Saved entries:
_ _ _ _

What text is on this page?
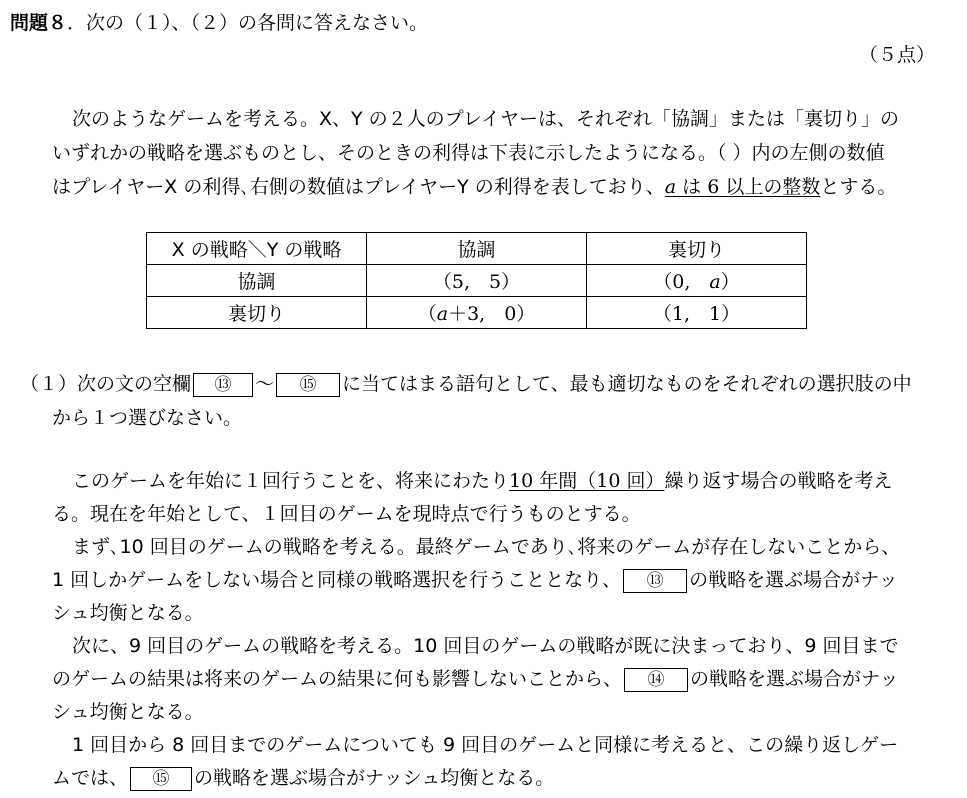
問題８．次の（１）、（２）の各問に答えなさい。
（５点）
次のようなゲームを考える。X、Y の２人のプレイヤーは、それぞれ「協調」または「裏切り」の
いずれかの戦略を選ぶものとし、そのときの利得は下表に示したようになる。（ ）内の左側の数値
はプレイヤーX の利得､右側の数値はプレイヤーY の利得を表しており、a は 6 以上の整数とする。
X の戦略＼Y の戦略	協調	裏切り
協調	（5,　5）	（0,　a）
裏切り	（a＋3,　0）	（1,　1）
（１）次の文の空欄 ⑬ ～ ⑮ に当てはまる語句として、最も適切なものをそれぞれの選択肢の中
から１つ選びなさい。
このゲームを年始に１回行うことを、将来にわたり10 年間（10 回）繰り返す場合の戦略を考え
る。現在を年始として、１回目のゲームを現時点で行うものとする。
まず､10 回目のゲームの戦略を考える。最終ゲームであり､将来のゲームが存在しないことから、
1 回しかゲームをしない場合と同様の戦略選択を行うこととなり、 ⑬ の戦略を選ぶ場合がナッ
シュ均衡となる。
次に、9 回目のゲームの戦略を考える。10 回目のゲームの戦略が既に決まっており、9 回目まで
のゲームの結果は将来のゲームの結果に何も影響しないことから、 ⑭ の戦略を選ぶ場合がナッ
シュ均衡となる。
1 回目から 8 回目までのゲームについても 9 回目のゲームと同様に考えると、この繰り返しゲー
ムでは、 ⑮ の戦略を選ぶ場合がナッシュ均衡となる。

_ _ _ _

DIRECTIONS: Copy out every line from the records that has the word "回目のゲームの戦略を考える".

COMPLETED EXERCISE:
まず､10 回目のゲームの戦略を考える。最終ゲームであり､将来のゲームが存在しないことから、
次に、9 回目のゲームの戦略を考える。10 回目のゲームの戦略が既に決まっており、9 回目まで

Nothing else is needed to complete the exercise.